● **AIM OF THE EXERCISE**: Transcribe the part of the interceptor text between "For convenience, apart" and "wired data transmission.", inclusive.

One embodiment of the interceptor 100 system is fully automated and
autonomous, and discussed further below. The interceptor 100 system
may separately interact with other sensors, tracking systems, and
communication systems as described herein. The sensors, tracking
systems, and communication systems may be discrete systems
configured to interact and communicate, or they may form one
integral system, and are well known to those of skill in the art.
For convenience, apart from the interceptor 100 and its various
components, this system will be referred to as the guidance system.
The guidance system may be housed on and part of the interceptor
100, or it may be ground based, with wireless communication to the
interceptor 100 using standard communication technology and
components such as RF, cell phone, or other forms of wireless or
wired data transmission.
[0073] In one exemplary embodiment shown in FIG. 9, two zones are
identified in the guidance system, an outer warning zone 901 and an
inner defended zone 902 (a sub-region within the warning zone 901).
The size and configuration of the outer warning zone 901 and inner
defended zone 902 can be selected by a user (for example, a 10 mile
circumference and a 5 mile circumference, respectively, around a
particular location/asset), or prepopulated with default or
selectable options. A sensor detects, tracks, and identifies the
target 903, normally a threat UAS. Sensors for detecting, tracking,
and classifying targets 903 are well known to those of skill in the
art, and not repeated here. Once the target 903 is identified and
within the outer warning zone 901, the guidance system and
interceptor may begin an automated engagement sequence. At this
point, an operator may be given the opportunity to hold or abort
the automated process. While the threat UAS is in the warning zone
901, the interceptor 100 takes up an escort position 906. In this
mode, onboard sensors on the interceptor 100 may provide final
confirmation of the target 903. Once the threat UAS enters the
defended zone 902, the interceptor 100 may automatically begin the
intercept procedure. In the event that the interceptor 100 misses
on the first pass, the system automatically re-engages and
commences a second pass. This repeats until capture of the threat
UAS is confirmed, designated as the capture position 909. Once
captured, the system automatically returns the threat UAS to a
predefined recovery location 910. The interceptor propulsion system
may then replenished, the engagement mechanism is reset, and the
interceptor 100 may be placed back into or onto the launch
apparatus, or otherwise readied for deployment.

● **DATA LINES**:
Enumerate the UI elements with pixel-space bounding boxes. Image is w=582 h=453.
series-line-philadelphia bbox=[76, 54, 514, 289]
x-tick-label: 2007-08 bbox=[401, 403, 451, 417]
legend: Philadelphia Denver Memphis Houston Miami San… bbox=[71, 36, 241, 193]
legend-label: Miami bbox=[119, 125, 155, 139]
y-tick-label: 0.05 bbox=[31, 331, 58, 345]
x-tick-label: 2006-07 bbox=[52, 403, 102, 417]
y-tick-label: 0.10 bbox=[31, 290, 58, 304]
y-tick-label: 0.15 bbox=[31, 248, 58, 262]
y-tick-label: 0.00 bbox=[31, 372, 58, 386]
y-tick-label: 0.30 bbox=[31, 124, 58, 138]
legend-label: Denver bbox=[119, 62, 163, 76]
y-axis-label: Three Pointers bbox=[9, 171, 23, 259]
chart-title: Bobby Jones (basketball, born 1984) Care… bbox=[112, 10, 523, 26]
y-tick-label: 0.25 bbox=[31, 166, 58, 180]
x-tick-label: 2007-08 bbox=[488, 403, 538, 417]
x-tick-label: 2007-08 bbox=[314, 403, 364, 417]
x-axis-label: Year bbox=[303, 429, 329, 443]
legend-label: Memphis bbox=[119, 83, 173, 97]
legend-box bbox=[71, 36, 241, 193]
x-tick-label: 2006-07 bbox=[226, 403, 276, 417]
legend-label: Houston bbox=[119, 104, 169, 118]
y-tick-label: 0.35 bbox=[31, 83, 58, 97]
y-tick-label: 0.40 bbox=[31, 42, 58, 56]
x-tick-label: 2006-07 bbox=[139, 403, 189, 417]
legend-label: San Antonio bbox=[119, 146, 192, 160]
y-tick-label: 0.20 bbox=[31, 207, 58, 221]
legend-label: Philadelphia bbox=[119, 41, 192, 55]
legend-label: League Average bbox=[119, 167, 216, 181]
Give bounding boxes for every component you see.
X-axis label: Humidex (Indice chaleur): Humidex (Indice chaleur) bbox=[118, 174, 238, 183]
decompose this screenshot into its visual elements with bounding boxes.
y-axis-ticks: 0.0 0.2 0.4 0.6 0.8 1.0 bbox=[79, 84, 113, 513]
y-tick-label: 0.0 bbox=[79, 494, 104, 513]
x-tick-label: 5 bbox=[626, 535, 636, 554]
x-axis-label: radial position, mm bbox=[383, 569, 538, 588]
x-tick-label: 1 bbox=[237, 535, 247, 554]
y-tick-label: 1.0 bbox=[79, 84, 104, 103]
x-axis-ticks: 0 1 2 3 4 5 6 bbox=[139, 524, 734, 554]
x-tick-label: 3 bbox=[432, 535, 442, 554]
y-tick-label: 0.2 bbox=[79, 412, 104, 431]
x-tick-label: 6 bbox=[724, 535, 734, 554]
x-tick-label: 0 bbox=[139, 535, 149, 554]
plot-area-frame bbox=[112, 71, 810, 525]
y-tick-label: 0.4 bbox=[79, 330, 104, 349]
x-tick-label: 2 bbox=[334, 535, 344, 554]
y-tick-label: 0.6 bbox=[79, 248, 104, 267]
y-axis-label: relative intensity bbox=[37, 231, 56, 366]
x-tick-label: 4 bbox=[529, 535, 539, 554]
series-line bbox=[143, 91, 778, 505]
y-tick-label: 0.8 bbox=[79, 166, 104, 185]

● **FULL RESPONSE**:
For convenience, apart from the interceptor 100 and its various
components, this system will be referred to as the guidance system.
The guidance system may be housed on and part of the interceptor
100, or it may be ground based, with wireless communication to the
interceptor 100 using standard communication technology and
components such as RF, cell phone, or other forms of wireless or
wired data transmission.